====== Provided data

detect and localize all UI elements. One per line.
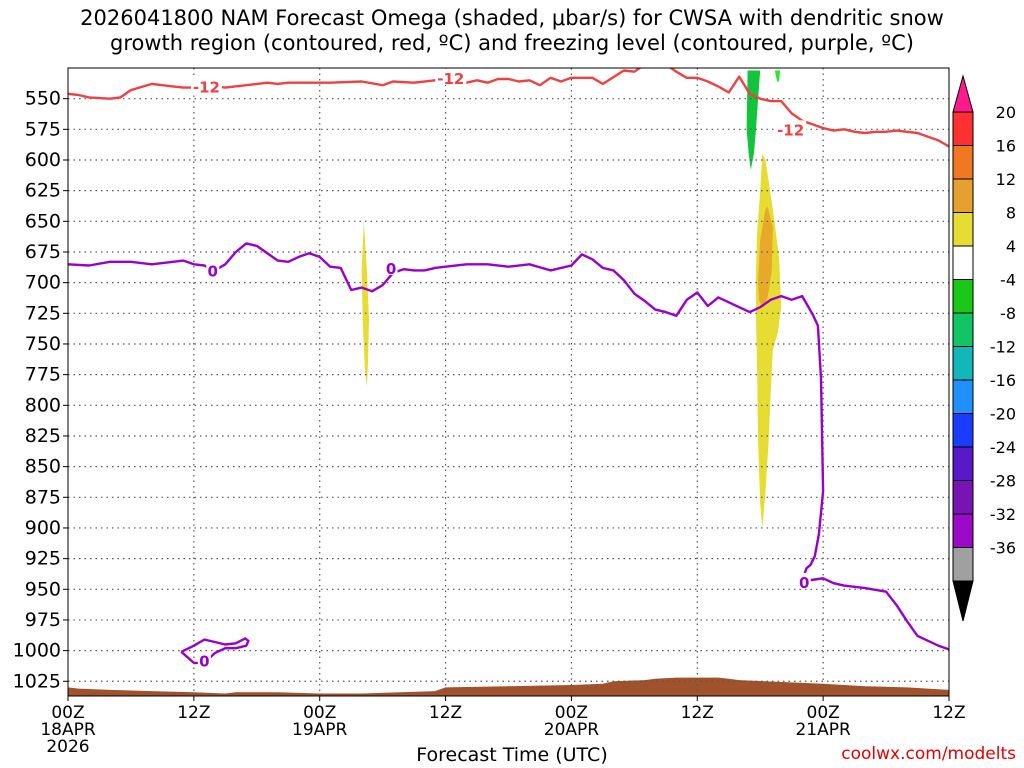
chart-title: 2026041800 NAM Forecast Omega (shaded, μ… bbox=[0, 6, 1024, 56]
x-tick-label: 21APR bbox=[795, 720, 851, 740]
colorbar-swatch bbox=[952, 513, 974, 548]
x-tick-label: 12Z bbox=[681, 703, 714, 723]
x-tick-label: 12Z bbox=[429, 703, 462, 723]
x-tick-label: 12Z bbox=[932, 703, 965, 723]
terrain-fill bbox=[68, 677, 949, 696]
chart-title-line-2: growth region (contoured, red, ºC) and f… bbox=[110, 31, 914, 55]
freezing-contour-label: 0 bbox=[799, 574, 809, 592]
y-tick-label: 575 bbox=[25, 118, 61, 140]
freezing-contour-label-bg bbox=[197, 651, 211, 668]
colorbar-swatch bbox=[952, 145, 974, 180]
dgz-contour-label-bg bbox=[435, 68, 467, 85]
omega-shading-layer bbox=[361, 70, 782, 528]
colorbar-tick-label: -32 bbox=[990, 505, 1016, 524]
terrain-layer bbox=[68, 677, 949, 696]
dgz-contour-label-bg bbox=[775, 120, 807, 137]
omega-shade-yellow-big bbox=[756, 153, 782, 528]
colorbar-swatch bbox=[952, 346, 974, 381]
dgz-contour-label-bg bbox=[190, 77, 222, 94]
x-tick-label: 19APR bbox=[292, 720, 348, 740]
colorbar-swatch bbox=[952, 212, 974, 247]
y-tick-label: 900 bbox=[25, 517, 61, 539]
contour-label-layer: -12 -12 -12 0 0 0 0 bbox=[190, 68, 811, 670]
freezing-contour-label-bg bbox=[384, 258, 398, 275]
y-tick-label: 1025 bbox=[13, 670, 61, 692]
y-tick-label: 850 bbox=[25, 456, 61, 478]
y-tick-label: 675 bbox=[25, 241, 61, 263]
x-tick-label: 18APR bbox=[40, 720, 96, 740]
colorbar-tick-label: 16 bbox=[996, 137, 1016, 156]
dgz-contour-label: -12 bbox=[777, 121, 804, 139]
colorbar-swatch bbox=[952, 178, 974, 213]
axis-layer: 550 575 600 625 650 675 700 725 750 775 800 825 850 8… bbox=[13, 88, 966, 757]
colorbar-swatch bbox=[952, 580, 974, 622]
y-tick-label: 825 bbox=[25, 425, 61, 447]
dgz-contour-minus12 bbox=[68, 68, 949, 148]
y-tick-label: 875 bbox=[25, 486, 61, 508]
freezing-contour-label-bg bbox=[797, 572, 811, 589]
colorbar: 20 16 12 8 4 -4 -8 -12 -16 -20 -24 -28 -32 -36 bbox=[952, 74, 1016, 622]
colorbar-swatch bbox=[952, 74, 974, 113]
y-tick-label: 1000 bbox=[13, 640, 61, 662]
omega-shade-green-small bbox=[774, 70, 781, 82]
y-tick-label: 650 bbox=[25, 210, 61, 232]
colorbar-tick-label: -24 bbox=[990, 438, 1016, 457]
colorbar-tick-label: -8 bbox=[1000, 304, 1016, 323]
colorbar-tick-label: -12 bbox=[990, 338, 1016, 357]
colorbar-tick-label: -4 bbox=[1000, 271, 1016, 290]
grid-layer bbox=[68, 68, 949, 696]
colorbar-swatch bbox=[952, 413, 974, 448]
x-tick-label: 2026 bbox=[46, 737, 89, 757]
x-tick-label: 20APR bbox=[544, 720, 600, 740]
y-tick-label: 950 bbox=[25, 578, 61, 600]
freezing-contour-label: 0 bbox=[386, 260, 396, 278]
colorbar-tick-label: 12 bbox=[996, 170, 1016, 189]
y-tick-label: 925 bbox=[25, 548, 61, 570]
colorbar-swatch bbox=[952, 245, 974, 280]
colorbar-tick-label: -36 bbox=[990, 539, 1016, 558]
dgz-contour-label: -12 bbox=[437, 70, 464, 88]
x-tick-label: 00Z bbox=[555, 703, 588, 723]
colorbar-tick-label: -16 bbox=[990, 371, 1016, 390]
omega-shade-yellow-thin bbox=[361, 221, 369, 387]
colorbar-swatch bbox=[952, 379, 974, 414]
y-tick-label: 775 bbox=[25, 364, 61, 386]
colorbar-tick-label: -28 bbox=[990, 472, 1016, 491]
x-tick-label: 00Z bbox=[303, 703, 336, 723]
colorbar-swatch bbox=[952, 446, 974, 481]
freezing-level-closed-contour bbox=[180, 637, 250, 665]
y-tick-label: 625 bbox=[25, 180, 61, 202]
colorbar-swatch bbox=[952, 279, 974, 314]
y-tick-label: 725 bbox=[25, 302, 61, 324]
x-tick-label: 00Z bbox=[51, 703, 84, 723]
dgz-contour-label: -12 bbox=[193, 78, 220, 96]
omega-shade-green-main bbox=[746, 70, 761, 170]
freezing-contour-label: 0 bbox=[208, 262, 218, 280]
y-tick-label: 700 bbox=[25, 272, 61, 294]
colorbar-swatch bbox=[952, 547, 974, 582]
y-tick-label: 800 bbox=[25, 394, 61, 416]
colorbar-swatch bbox=[952, 312, 974, 347]
y-tick-label: 975 bbox=[25, 609, 61, 631]
y-tick-label: 550 bbox=[25, 88, 61, 110]
x-axis-title: Forecast Time (UTC) bbox=[416, 744, 608, 766]
colorbar-tick-label: 20 bbox=[996, 103, 1016, 122]
credit-link[interactable]: coolwx.com/modelts bbox=[841, 744, 1016, 764]
freezing-contour-label-bg bbox=[206, 261, 220, 278]
colorbar-swatch bbox=[952, 111, 974, 146]
colorbar-tick-label: 8 bbox=[1006, 204, 1016, 223]
colorbar-swatch bbox=[952, 480, 974, 515]
y-tick-label: 600 bbox=[25, 149, 61, 171]
freezing-contour-label: 0 bbox=[199, 652, 209, 670]
colorbar-tick-label: 4 bbox=[1006, 237, 1016, 256]
x-tick-label: 00Z bbox=[807, 703, 840, 723]
x-tick-label: 12Z bbox=[177, 703, 210, 723]
y-tick-label: 750 bbox=[25, 333, 61, 355]
contour-layer bbox=[68, 68, 949, 665]
colorbar-tick-label: -20 bbox=[990, 405, 1016, 424]
plot-frame bbox=[67, 67, 950, 697]
chart-title-line-1: 2026041800 NAM Forecast Omega (shaded, μ… bbox=[80, 6, 944, 30]
freezing-level-contour bbox=[68, 242, 949, 651]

============

- Exercise goal -
Revise the records so that every "x-tick-label" becomes "x-axis-label" and everything else stays the same. Leave the pictures out of your answer.

- Response -
detect and localize all UI elements. One per line.
chart-title: 2026041800 NAM Forecast Omega (shaded, μ… bbox=[0, 6, 1024, 56]
x-axis-label: 21APR bbox=[795, 720, 851, 740]
colorbar-swatch bbox=[952, 513, 974, 548]
x-axis-label: 12Z bbox=[681, 703, 714, 723]
x-axis-label: 12Z bbox=[429, 703, 462, 723]
x-axis-label: 12Z bbox=[932, 703, 965, 723]
terrain-fill bbox=[68, 677, 949, 696]
chart-title-line-2: growth region (contoured, red, ºC) and f… bbox=[110, 31, 914, 55]
freezing-contour-label: 0 bbox=[799, 574, 809, 592]
y-tick-label: 575 bbox=[25, 118, 61, 140]
freezing-contour-label-bg bbox=[197, 651, 211, 668]
colorbar-swatch bbox=[952, 145, 974, 180]
dgz-contour-label-bg bbox=[435, 68, 467, 85]
omega-shading-layer bbox=[361, 70, 782, 528]
colorbar-tick-label: -32 bbox=[990, 505, 1016, 524]
terrain-layer bbox=[68, 677, 949, 696]
dgz-contour-label-bg bbox=[775, 120, 807, 137]
omega-shade-yellow-big bbox=[756, 153, 782, 528]
colorbar-swatch bbox=[952, 346, 974, 381]
dgz-contour-label-bg bbox=[190, 77, 222, 94]
x-axis-label: 19APR bbox=[292, 720, 348, 740]
colorbar-swatch bbox=[952, 212, 974, 247]
y-tick-label: 900 bbox=[25, 517, 61, 539]
contour-label-layer: -12 -12 -12 0 0 0 0 bbox=[190, 68, 811, 670]
freezing-contour-label-bg bbox=[384, 258, 398, 275]
y-tick-label: 1025 bbox=[13, 670, 61, 692]
y-tick-label: 850 bbox=[25, 456, 61, 478]
y-tick-label: 675 bbox=[25, 241, 61, 263]
x-axis-label: 18APR bbox=[40, 720, 96, 740]
colorbar-tick-label: 16 bbox=[996, 137, 1016, 156]
dgz-contour-label: -12 bbox=[777, 121, 804, 139]
colorbar-swatch bbox=[952, 178, 974, 213]
axis-layer: 550 575 600 625 650 675 700 725 750 775 800 825 850 8… bbox=[13, 88, 966, 757]
colorbar-swatch bbox=[952, 580, 974, 622]
y-tick-label: 825 bbox=[25, 425, 61, 447]
dgz-contour-minus12 bbox=[68, 68, 949, 148]
y-tick-label: 875 bbox=[25, 486, 61, 508]
freezing-contour-label-bg bbox=[797, 572, 811, 589]
colorbar: 20 16 12 8 4 -4 -8 -12 -16 -20 -24 -28 -32 -36 bbox=[952, 74, 1016, 622]
colorbar-swatch bbox=[952, 74, 974, 113]
y-tick-label: 1000 bbox=[13, 640, 61, 662]
omega-shade-green-small bbox=[774, 70, 781, 82]
y-tick-label: 650 bbox=[25, 210, 61, 232]
colorbar-tick-label: -24 bbox=[990, 438, 1016, 457]
colorbar-tick-label: -8 bbox=[1000, 304, 1016, 323]
colorbar-tick-label: -12 bbox=[990, 338, 1016, 357]
colorbar-tick-label: -4 bbox=[1000, 271, 1016, 290]
grid-layer bbox=[68, 68, 949, 696]
colorbar-swatch bbox=[952, 413, 974, 448]
x-axis-label: 2026 bbox=[46, 737, 89, 757]
x-axis-label: 20APR bbox=[544, 720, 600, 740]
y-tick-label: 950 bbox=[25, 578, 61, 600]
freezing-contour-label: 0 bbox=[386, 260, 396, 278]
colorbar-tick-label: 12 bbox=[996, 170, 1016, 189]
y-tick-label: 925 bbox=[25, 548, 61, 570]
colorbar-swatch bbox=[952, 245, 974, 280]
colorbar-tick-label: -36 bbox=[990, 539, 1016, 558]
dgz-contour-label: -12 bbox=[437, 70, 464, 88]
x-axis-label: 00Z bbox=[555, 703, 588, 723]
colorbar-tick-label: -16 bbox=[990, 371, 1016, 390]
omega-shade-yellow-thin bbox=[361, 221, 369, 387]
colorbar-swatch bbox=[952, 379, 974, 414]
y-tick-label: 775 bbox=[25, 364, 61, 386]
colorbar-tick-label: -28 bbox=[990, 472, 1016, 491]
x-axis-label: 00Z bbox=[303, 703, 336, 723]
colorbar-swatch bbox=[952, 446, 974, 481]
freezing-level-closed-contour bbox=[180, 637, 250, 665]
y-tick-label: 625 bbox=[25, 180, 61, 202]
colorbar-swatch bbox=[952, 279, 974, 314]
y-tick-label: 725 bbox=[25, 302, 61, 324]
x-axis-label: 00Z bbox=[51, 703, 84, 723]
dgz-contour-label: -12 bbox=[193, 78, 220, 96]
omega-shade-green-main bbox=[746, 70, 761, 170]
freezing-contour-label: 0 bbox=[208, 262, 218, 280]
y-tick-label: 700 bbox=[25, 272, 61, 294]
colorbar-swatch bbox=[952, 547, 974, 582]
y-tick-label: 800 bbox=[25, 394, 61, 416]
colorbar-swatch bbox=[952, 312, 974, 347]
y-tick-label: 975 bbox=[25, 609, 61, 631]
y-tick-label: 550 bbox=[25, 88, 61, 110]
x-axis-title: Forecast Time (UTC) bbox=[416, 744, 608, 766]
colorbar-tick-label: 20 bbox=[996, 103, 1016, 122]
credit-link[interactable]: coolwx.com/modelts bbox=[841, 744, 1016, 764]
freezing-contour-label-bg bbox=[206, 261, 220, 278]
colorbar-swatch bbox=[952, 111, 974, 146]
colorbar-tick-label: 8 bbox=[1006, 204, 1016, 223]
colorbar-swatch bbox=[952, 480, 974, 515]
y-tick-label: 600 bbox=[25, 149, 61, 171]
freezing-contour-label: 0 bbox=[199, 652, 209, 670]
colorbar-tick-label: 4 bbox=[1006, 237, 1016, 256]
x-axis-label: 00Z bbox=[807, 703, 840, 723]
x-axis-label: 12Z bbox=[177, 703, 210, 723]
y-tick-label: 750 bbox=[25, 333, 61, 355]
contour-layer bbox=[68, 68, 949, 665]
colorbar-tick-label: -20 bbox=[990, 405, 1016, 424]
plot-frame bbox=[67, 67, 950, 697]
chart-title-line-1: 2026041800 NAM Forecast Omega (shaded, μ… bbox=[80, 6, 944, 30]
freezing-level-contour bbox=[68, 242, 949, 651]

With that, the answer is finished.